■ Documento fuente ■
La percepción de la credibilidad y la influencia en España ha experimentado un giro estructural. Ya no es necesario poseer un título académico o una trayectoria en medios tradicionales para ser considerado una figura de autoridad informativa. Según el reciente informe del grupo MediaFlows de la Universidad de Valencia, la legitimidad actual se construye sobre la capacidad de conectar con las audiencias, la gestión de la visibilidad digital y el dominio de las narrativas en redes sociales.
Habilidades comunicativas frente al rigor académico
El estudio, titulado ¿Quién nos influye? Las nuevas figuras de autoridad informativas de España, subraya una transición fundamental: el conocimiento experto ha dejado de ser el único pilar de la autoridad. En la actual esfera pública digital, el carisma y la interacción constante con los seguidores priman sobre la exclusividad informativa. Este fenómeno permite que perfiles ajenos al periodismo convencional compitan en igualdad de condiciones con profesionales consagrados.
Esta transformación ha provocado que las fronteras entre el entretenimiento, la opinión y la información sean casi inexistentes. Las figuras que logran capitalizar la atención en plataformas digitales se convierten en prescriptores de realidad, dictando muchas veces la agenda pública por encima de los grandes grupos editoriales.
Los nombres que rompen las barreras sociales
A pesar de la fragmentación de la audiencia, la investigación liderada por las académicas Lorena Cano Orón, Laura Bellver-Carsí y Dafne Calvo ha detectado un pequeño grupo de figuras que logran un consenso transversal. Entre los más de 80 perfiles analizados, solo cuatro han sido identificados como autoridades informativas de forma unánime por hombres y mujeres:
- Gabriel Rufián: Representante de la autoridad política con fuerte impacto en redes.
- Alvise Pérez: Exponente de las nuevas figuras informales y digitales.
- Iker Jiménez: Referente mediático que combina entretenimiento con actualidad.
- Jesús Cintora: Periodista que mantiene su influencia tras su paso por la televisión nacional.
La persistente brecha de género en el liderazgo de opinión
Uno de los hallazgos más críticos del análisis de la Universidad de Valencia es la profunda segmentación de género. Existe una clara invisibilidad de los referentes femeninos para el público masculino. Mientras que las mujeres sí reconocen a figuras de ambos sexos, los hombres apenas identifican a mujeres como fuentes de autoridad informativa.
Este patrón de desigualdad demuestra que, aunque el ecosistema digital parece más democrático y plural, el reconocimiento simbólico sigue siendo mayoritariamente masculino. El estudio divide a estas figuras en cuatro categorías clave: profesionales, políticas, mediáticas e informales, revelando que el género sigue siendo una variable determinante en cómo se consume y se valida la información en España.
El nuevo rol del periodismo en la era postmediática
El informe concluye que el periodismo tradicional ha perdido su monopolio sobre la verdad. Aunque los profesionales del sector siguen presentes, ahora deben convivir y competir con creadores de contenido que operan bajo lógicas de interacción y segmentación radicalmente distintas. La autoridad ya no se otorga por el cargo en un medio, sino que se gana a través de la conexión emocional y la presencia constante en el ecosistema digital de los usuarios.

■ Fragmentos del material ■
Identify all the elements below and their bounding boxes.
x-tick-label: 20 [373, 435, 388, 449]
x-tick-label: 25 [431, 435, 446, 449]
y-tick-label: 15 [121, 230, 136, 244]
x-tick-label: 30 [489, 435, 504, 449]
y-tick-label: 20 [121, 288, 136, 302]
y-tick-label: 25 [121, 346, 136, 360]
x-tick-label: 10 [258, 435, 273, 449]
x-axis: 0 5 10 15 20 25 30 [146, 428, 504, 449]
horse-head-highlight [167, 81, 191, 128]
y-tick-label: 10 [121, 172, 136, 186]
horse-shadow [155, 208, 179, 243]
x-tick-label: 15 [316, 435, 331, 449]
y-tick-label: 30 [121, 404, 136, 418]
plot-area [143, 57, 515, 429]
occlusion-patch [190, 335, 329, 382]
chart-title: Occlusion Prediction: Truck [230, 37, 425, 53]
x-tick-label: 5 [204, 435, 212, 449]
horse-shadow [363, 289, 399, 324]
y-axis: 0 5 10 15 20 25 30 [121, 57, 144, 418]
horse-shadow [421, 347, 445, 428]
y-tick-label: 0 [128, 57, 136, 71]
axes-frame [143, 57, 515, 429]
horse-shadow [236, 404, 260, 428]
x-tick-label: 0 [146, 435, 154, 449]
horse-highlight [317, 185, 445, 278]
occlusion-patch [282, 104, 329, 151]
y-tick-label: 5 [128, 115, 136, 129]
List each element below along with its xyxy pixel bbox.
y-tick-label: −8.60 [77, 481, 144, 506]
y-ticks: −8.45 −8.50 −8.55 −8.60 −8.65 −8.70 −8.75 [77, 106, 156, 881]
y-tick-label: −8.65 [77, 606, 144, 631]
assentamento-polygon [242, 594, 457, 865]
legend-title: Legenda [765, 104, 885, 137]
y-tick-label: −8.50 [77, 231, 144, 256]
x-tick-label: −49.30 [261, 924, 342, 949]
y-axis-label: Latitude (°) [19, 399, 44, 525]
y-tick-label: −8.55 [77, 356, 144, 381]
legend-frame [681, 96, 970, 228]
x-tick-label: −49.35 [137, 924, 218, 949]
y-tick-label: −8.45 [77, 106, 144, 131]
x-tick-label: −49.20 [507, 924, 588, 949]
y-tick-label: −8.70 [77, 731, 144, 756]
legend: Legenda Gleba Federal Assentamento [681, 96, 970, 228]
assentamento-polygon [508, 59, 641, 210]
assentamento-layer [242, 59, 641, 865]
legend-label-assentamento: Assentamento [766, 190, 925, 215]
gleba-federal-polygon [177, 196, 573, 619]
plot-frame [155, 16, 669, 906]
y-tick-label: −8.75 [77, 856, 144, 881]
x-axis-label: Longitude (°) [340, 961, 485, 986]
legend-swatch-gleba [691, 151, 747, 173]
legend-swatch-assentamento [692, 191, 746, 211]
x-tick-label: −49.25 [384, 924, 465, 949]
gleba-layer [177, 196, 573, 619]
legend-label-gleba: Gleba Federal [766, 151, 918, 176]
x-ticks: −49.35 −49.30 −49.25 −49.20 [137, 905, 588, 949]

■ Consigna ■
Reproduce el pasaje del artículo sobre las nuevas figuras de autoridad informativa que comienza con "- Alvise Pérez: Exponente" y sigue hasta "entretenimiento con actualidad.". Trabaja únicamente con el artículo.

■ Resultado esperado ■
- Alvise Pérez: Exponente de las nuevas figuras informales y digitales.
- Iker Jiménez: Referente mediático que combina entretenimiento con actualidad.